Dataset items
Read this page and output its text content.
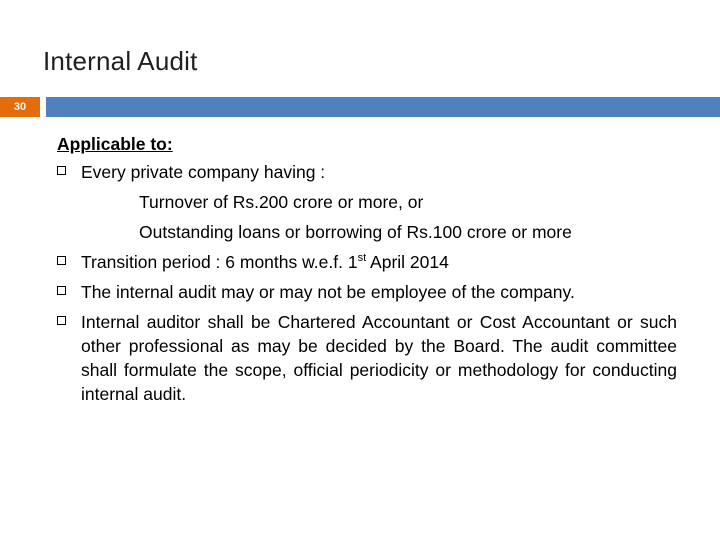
Internal Audit
30
Applicable to:
Every private company having :
Turnover of Rs.200 crore or more, or
Outstanding loans or borrowing of Rs.100 crore or more
Transition period : 6 months w.e.f. 1st April 2014
The internal audit may or may not be employee of the company.
Internal auditor shall be Chartered Accountant or Cost Accountant or such other professional as may be decided by the Board. The audit committee shall formulate the scope, official periodicity or methodology for conducting internal audit.
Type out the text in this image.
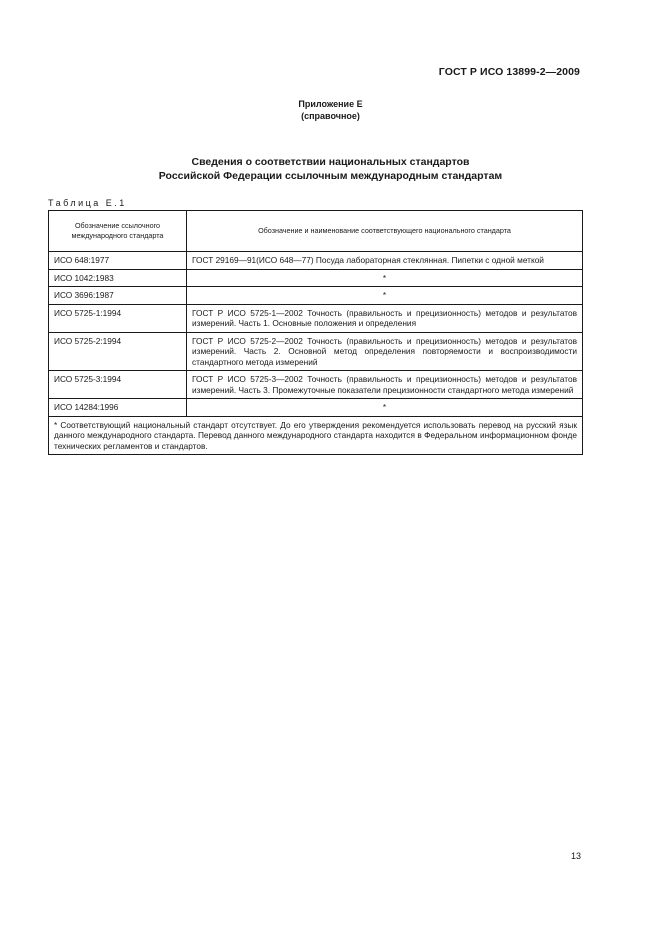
ГОСТ Р ИСО 13899-2—2009
Приложение Е
(справочное)
Сведения о соответствии национальных стандартов
Российской Федерации ссылочным международным стандартам
Таблица Е.1
Обозначение ссылочного международного стандарта	Обозначение и наименование соответствующего национального стандарта
ИСО 648:1977	ГОСТ 29169—91(ИСО 648—77) Посуда лабораторная стеклянная. Пипетки с одной меткой
ИСО 1042:1983	*
ИСО 3696:1987	*
ИСО 5725-1:1994	ГОСТ Р ИСО 5725-1—2002 Точность (правильность и прецизионность) методов и результатов измерений. Часть 1. Основные положения и определения
ИСО 5725-2:1994	ГОСТ Р ИСО 5725-2—2002 Точность (правильность и прецизионность) методов и результатов измерений. Часть 2. Основной метод определения повторяемости и воспроизводимости стандартного метода измерений
ИСО 5725-3:1994	ГОСТ Р ИСО 5725-3—2002 Точность (правильность и прецизионность) методов и результатов измерений. Часть 3. Промежуточные показатели прецизионности стандартного метода измерений
ИСО 14284:1996	*
* Соответствующий национальный стандарт отсутствует. До его утверждения рекомендуется использовать перевод на русский язык данного международного стандарта. Перевод данного международного стандарта находится в Федеральном информационном фонде технических регламентов и стандартов.	
13
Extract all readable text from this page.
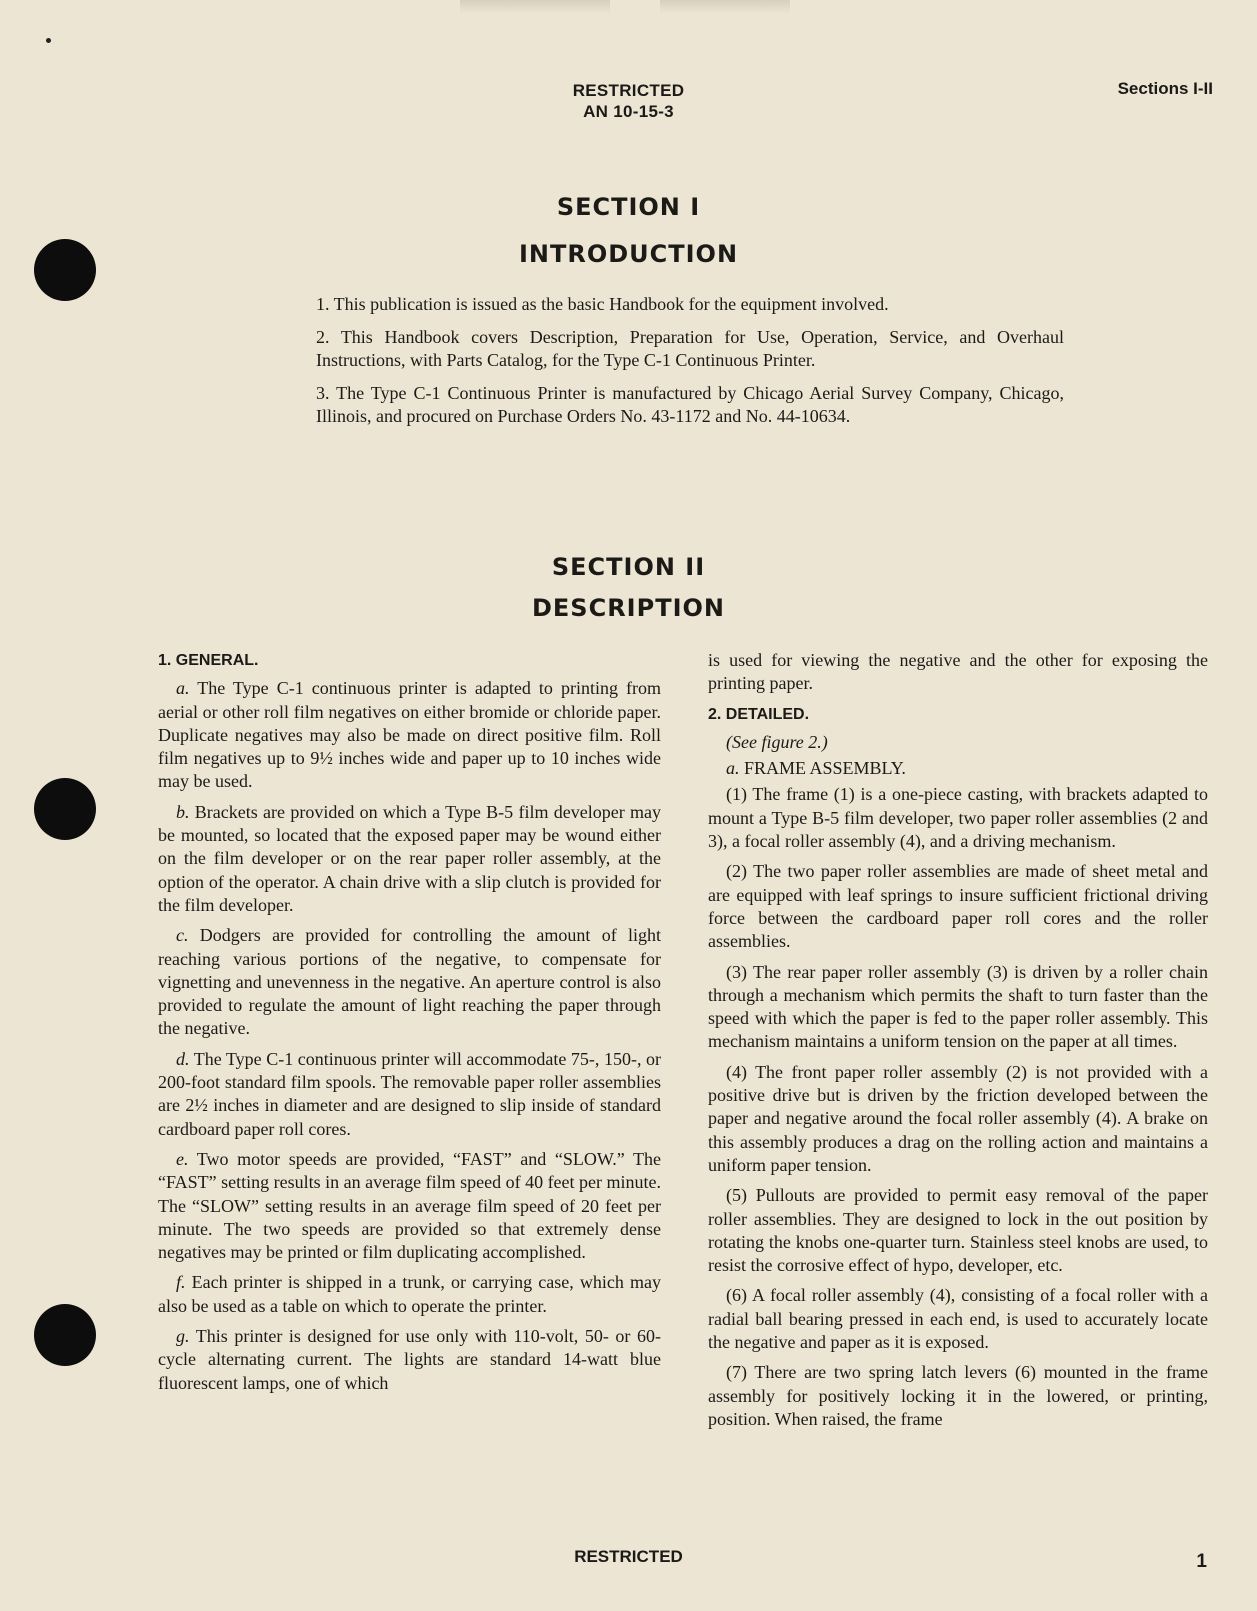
RESTRICTED
AN 10-15-3
Sections I-II
SECTION I
INTRODUCTION

1. This publication is issued as the basic Handbook for the equipment involved.

2. This Handbook covers Description, Preparation for Use, Operation, Service, and Overhaul Instructions, with Parts Catalog, for the Type C-1 Continuous Printer.

3. The Type C-1 Continuous Printer is manufactured by Chicago Aerial Survey Company, Chicago, Illinois, and procured on Purchase Orders No. 43-1172 and No. 44-10634.

SECTION II
DESCRIPTION
1. GENERAL.

a. The Type C-1 continuous printer is adapted to printing from aerial or other roll film negatives on either bromide or chloride paper. Duplicate negatives may also be made on direct positive film. Roll film negatives up to 9½ inches wide and paper up to 10 inches wide may be used.

b. Brackets are provided on which a Type B-5 film developer may be mounted, so located that the exposed paper may be wound either on the film developer or on the rear paper roller assembly, at the option of the operator. A chain drive with a slip clutch is provided for the film developer.

c. Dodgers are provided for controlling the amount of light reaching various portions of the negative, to compensate for vignetting and unevenness in the negative. An aperture control is also provided to regulate the amount of light reaching the paper through the negative.

d. The Type C-1 continuous printer will accommodate 75-, 150-, or 200-foot standard film spools. The removable paper roller assemblies are 2½ inches in diameter and are designed to slip inside of standard cardboard paper roll cores.

e. Two motor speeds are provided, “FAST” and “SLOW.” The “FAST” setting results in an average film speed of 40 feet per minute. The “SLOW” setting results in an average film speed of 20 feet per minute. The two speeds are provided so that extremely dense negatives may be printed or film duplicating accomplished.

f. Each printer is shipped in a trunk, or carrying case, which may also be used as a table on which to operate the printer.

g. This printer is designed for use only with 110-volt, 50- or 60-cycle alternating current. The lights are standard 14-watt blue fluorescent lamps, one of which

is used for viewing the negative and the other for exposing the printing paper.

2. DETAILED.

(See figure 2.)

a. FRAME ASSEMBLY.

(1) The frame (1) is a one-piece casting, with brackets adapted to mount a Type B-5 film developer, two paper roller assemblies (2 and 3), a focal roller assembly (4), and a driving mechanism.

(2) The two paper roller assemblies are made of sheet metal and are equipped with leaf springs to insure sufficient frictional driving force between the cardboard paper roll cores and the roller assemblies.

(3) The rear paper roller assembly (3) is driven by a roller chain through a mechanism which permits the shaft to turn faster than the speed with which the paper is fed to the paper roller assembly. This mechanism maintains a uniform tension on the paper at all times.

(4) The front paper roller assembly (2) is not provided with a positive drive but is driven by the friction developed between the paper and negative around the focal roller assembly (4). A brake on this assembly produces a drag on the rolling action and maintains a uniform paper tension.

(5) Pullouts are provided to permit easy removal of the paper roller assemblies. They are designed to lock in the out position by rotating the knobs one-quarter turn. Stainless steel knobs are used, to resist the corrosive effect of hypo, developer, etc.

(6) A focal roller assembly (4), consisting of a focal roller with a radial ball bearing pressed in each end, is used to accurately locate the negative and paper as it is exposed.

(7) There are two spring latch levers (6) mounted in the frame assembly for positively locking it in the lowered, or printing, position. When raised, the frame

RESTRICTED	1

* [Given task]:
Give every record again exactly, apart from the pictures, which stay out.

* [Exercise answer]:
Read this page and output its text content.
Internal Audit
30
Applicable to:
Every private company having :
Turnover of Rs.200 crore or more, or
Outstanding loans or borrowing of Rs.100 crore or more
Transition period : 6 months w.e.f. 1st April 2014
The internal audit may or may not be employee of the company.
Internal auditor shall be Chartered Accountant or Cost Accountant or such other professional as may be decided by the Board. The audit committee shall formulate the scope, official periodicity or methodology for conducting internal audit.
Type out the text in this image.
ГОСТ Р ИСО 13899-2—2009
Приложение Е
(справочное)
Сведения о соответствии национальных стандартов
Российской Федерации ссылочным международным стандартам
Таблица Е.1
Обозначение ссылочного международного стандарта	Обозначение и наименование соответствующего национального стандарта
ИСО 648:1977	ГОСТ 29169—91(ИСО 648—77) Посуда лабораторная стеклянная. Пипетки с одной меткой
ИСО 1042:1983	*
ИСО 3696:1987	*
ИСО 5725-1:1994	ГОСТ Р ИСО 5725-1—2002 Точность (правильность и прецизионность) методов и результатов измерений. Часть 1. Основные положения и определения
ИСО 5725-2:1994	ГОСТ Р ИСО 5725-2—2002 Точность (правильность и прецизионность) методов и результатов измерений. Часть 2. Основной метод определения повторяемости и воспроизводимости стандартного метода измерений
ИСО 5725-3:1994	ГОСТ Р ИСО 5725-3—2002 Точность (правильность и прецизионность) методов и результатов измерений. Часть 3. Промежуточные показатели прецизионности стандартного метода измерений
ИСО 14284:1996	*
* Соответствующий национальный стандарт отсутствует. До его утверждения рекомендуется использовать перевод на русский язык данного международного стандарта. Перевод данного международного стандарта находится в Федеральном информационном фонде технических регламентов и стандартов.	
13
Extract all readable text from this page.
RESTRICTED
AN 10-15-3
Sections I-II
SECTION I
INTRODUCTION

1. This publication is issued as the basic Handbook for the equipment involved.

2. This Handbook covers Description, Preparation for Use, Operation, Service, and Overhaul Instructions, with Parts Catalog, for the Type C-1 Continuous Printer.

3. The Type C-1 Continuous Printer is manufactured by Chicago Aerial Survey Company, Chicago, Illinois, and procured on Purchase Orders No. 43-1172 and No. 44-10634.

SECTION II
DESCRIPTION
1. GENERAL.

a. The Type C-1 continuous printer is adapted to printing from aerial or other roll film negatives on either bromide or chloride paper. Duplicate negatives may also be made on direct positive film. Roll film negatives up to 9½ inches wide and paper up to 10 inches wide may be used.

b. Brackets are provided on which a Type B-5 film developer may be mounted, so located that the exposed paper may be wound either on the film developer or on the rear paper roller assembly, at the option of the operator. A chain drive with a slip clutch is provided for the film developer.

c. Dodgers are provided for controlling the amount of light reaching various portions of the negative, to compensate for vignetting and unevenness in the negative. An aperture control is also provided to regulate the amount of light reaching the paper through the negative.

d. The Type C-1 continuous printer will accommodate 75-, 150-, or 200-foot standard film spools. The removable paper roller assemblies are 2½ inches in diameter and are designed to slip inside of standard cardboard paper roll cores.

e. Two motor speeds are provided, “FAST” and “SLOW.” The “FAST” setting results in an average film speed of 40 feet per minute. The “SLOW” setting results in an average film speed of 20 feet per minute. The two speeds are provided so that extremely dense negatives may be printed or film duplicating accomplished.

f. Each printer is shipped in a trunk, or carrying case, which may also be used as a table on which to operate the printer.

g. This printer is designed for use only with 110-volt, 50- or 60-cycle alternating current. The lights are standard 14-watt blue fluorescent lamps, one of which

is used for viewing the negative and the other for exposing the printing paper.

2. DETAILED.

(See figure 2.)

a. FRAME ASSEMBLY.

(1) The frame (1) is a one-piece casting, with brackets adapted to mount a Type B-5 film developer, two paper roller assemblies (2 and 3), a focal roller assembly (4), and a driving mechanism.

(2) The two paper roller assemblies are made of sheet metal and are equipped with leaf springs to insure sufficient frictional driving force between the cardboard paper roll cores and the roller assemblies.

(3) The rear paper roller assembly (3) is driven by a roller chain through a mechanism which permits the shaft to turn faster than the speed with which the paper is fed to the paper roller assembly. This mechanism maintains a uniform tension on the paper at all times.

(4) The front paper roller assembly (2) is not provided with a positive drive but is driven by the friction developed between the paper and negative around the focal roller assembly (4). A brake on this assembly produces a drag on the rolling action and maintains a uniform paper tension.

(5) Pullouts are provided to permit easy removal of the paper roller assemblies. They are designed to lock in the out position by rotating the knobs one-quarter turn. Stainless steel knobs are used, to resist the corrosive effect of hypo, developer, etc.

(6) A focal roller assembly (4), consisting of a focal roller with a radial ball bearing pressed in each end, is used to accurately locate the negative and paper as it is exposed.

(7) There are two spring latch levers (6) mounted in the frame assembly for positively locking it in the lowered, or printing, position. When raised, the frame

RESTRICTED	1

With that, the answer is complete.